***** Data for processing
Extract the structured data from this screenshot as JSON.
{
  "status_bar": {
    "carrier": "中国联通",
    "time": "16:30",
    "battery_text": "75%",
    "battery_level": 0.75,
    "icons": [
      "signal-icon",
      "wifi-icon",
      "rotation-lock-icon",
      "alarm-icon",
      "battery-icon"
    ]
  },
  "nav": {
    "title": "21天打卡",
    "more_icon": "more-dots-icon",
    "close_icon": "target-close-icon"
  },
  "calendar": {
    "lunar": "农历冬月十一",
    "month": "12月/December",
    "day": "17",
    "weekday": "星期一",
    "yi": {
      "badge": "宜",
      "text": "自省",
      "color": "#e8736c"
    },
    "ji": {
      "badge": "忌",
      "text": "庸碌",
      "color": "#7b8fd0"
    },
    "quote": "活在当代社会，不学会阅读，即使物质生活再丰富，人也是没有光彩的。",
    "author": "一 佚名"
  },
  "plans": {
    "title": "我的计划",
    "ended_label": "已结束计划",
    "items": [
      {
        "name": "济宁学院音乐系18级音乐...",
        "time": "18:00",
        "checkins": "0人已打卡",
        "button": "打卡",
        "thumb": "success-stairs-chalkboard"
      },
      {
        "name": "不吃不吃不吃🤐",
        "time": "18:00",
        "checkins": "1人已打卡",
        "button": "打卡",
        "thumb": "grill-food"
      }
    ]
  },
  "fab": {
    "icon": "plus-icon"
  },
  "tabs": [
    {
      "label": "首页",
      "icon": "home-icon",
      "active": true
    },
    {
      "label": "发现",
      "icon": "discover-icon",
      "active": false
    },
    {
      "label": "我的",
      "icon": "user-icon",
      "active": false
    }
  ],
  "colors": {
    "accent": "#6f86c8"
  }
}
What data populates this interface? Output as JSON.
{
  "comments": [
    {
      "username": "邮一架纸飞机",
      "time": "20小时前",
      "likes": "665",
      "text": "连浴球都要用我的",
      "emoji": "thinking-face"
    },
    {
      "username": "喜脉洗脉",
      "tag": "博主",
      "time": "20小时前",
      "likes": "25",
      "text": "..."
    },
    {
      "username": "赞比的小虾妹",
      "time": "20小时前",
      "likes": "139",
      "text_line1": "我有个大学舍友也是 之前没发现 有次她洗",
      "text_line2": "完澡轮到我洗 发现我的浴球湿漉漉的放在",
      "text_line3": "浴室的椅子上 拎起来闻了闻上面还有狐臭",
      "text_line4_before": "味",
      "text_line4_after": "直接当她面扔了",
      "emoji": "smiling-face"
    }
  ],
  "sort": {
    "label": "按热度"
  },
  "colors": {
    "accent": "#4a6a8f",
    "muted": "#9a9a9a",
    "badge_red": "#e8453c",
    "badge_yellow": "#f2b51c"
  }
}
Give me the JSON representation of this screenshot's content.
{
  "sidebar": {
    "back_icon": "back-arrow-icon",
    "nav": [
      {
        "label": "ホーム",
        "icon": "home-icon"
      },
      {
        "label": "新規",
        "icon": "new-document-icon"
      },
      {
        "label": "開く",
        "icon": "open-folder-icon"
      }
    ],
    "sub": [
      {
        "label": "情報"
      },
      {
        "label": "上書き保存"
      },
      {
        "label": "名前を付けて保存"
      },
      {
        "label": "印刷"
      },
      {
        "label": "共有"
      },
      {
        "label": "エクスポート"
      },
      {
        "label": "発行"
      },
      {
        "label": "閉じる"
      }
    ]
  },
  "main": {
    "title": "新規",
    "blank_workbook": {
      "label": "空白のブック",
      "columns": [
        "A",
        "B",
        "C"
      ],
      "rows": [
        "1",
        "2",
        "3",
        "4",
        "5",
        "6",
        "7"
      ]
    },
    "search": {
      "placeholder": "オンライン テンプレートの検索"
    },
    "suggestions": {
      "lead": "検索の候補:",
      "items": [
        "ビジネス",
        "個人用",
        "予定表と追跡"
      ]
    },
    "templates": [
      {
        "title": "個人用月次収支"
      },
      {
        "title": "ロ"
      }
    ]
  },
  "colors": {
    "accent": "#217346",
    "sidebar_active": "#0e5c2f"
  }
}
**********
* [Prompt] List each line of the entries that holds the string "screenshot".

* [Reply to the exercise]
Extract the structured data from this screenshot as JSON.
Give me the JSON representation of this screenshot's content.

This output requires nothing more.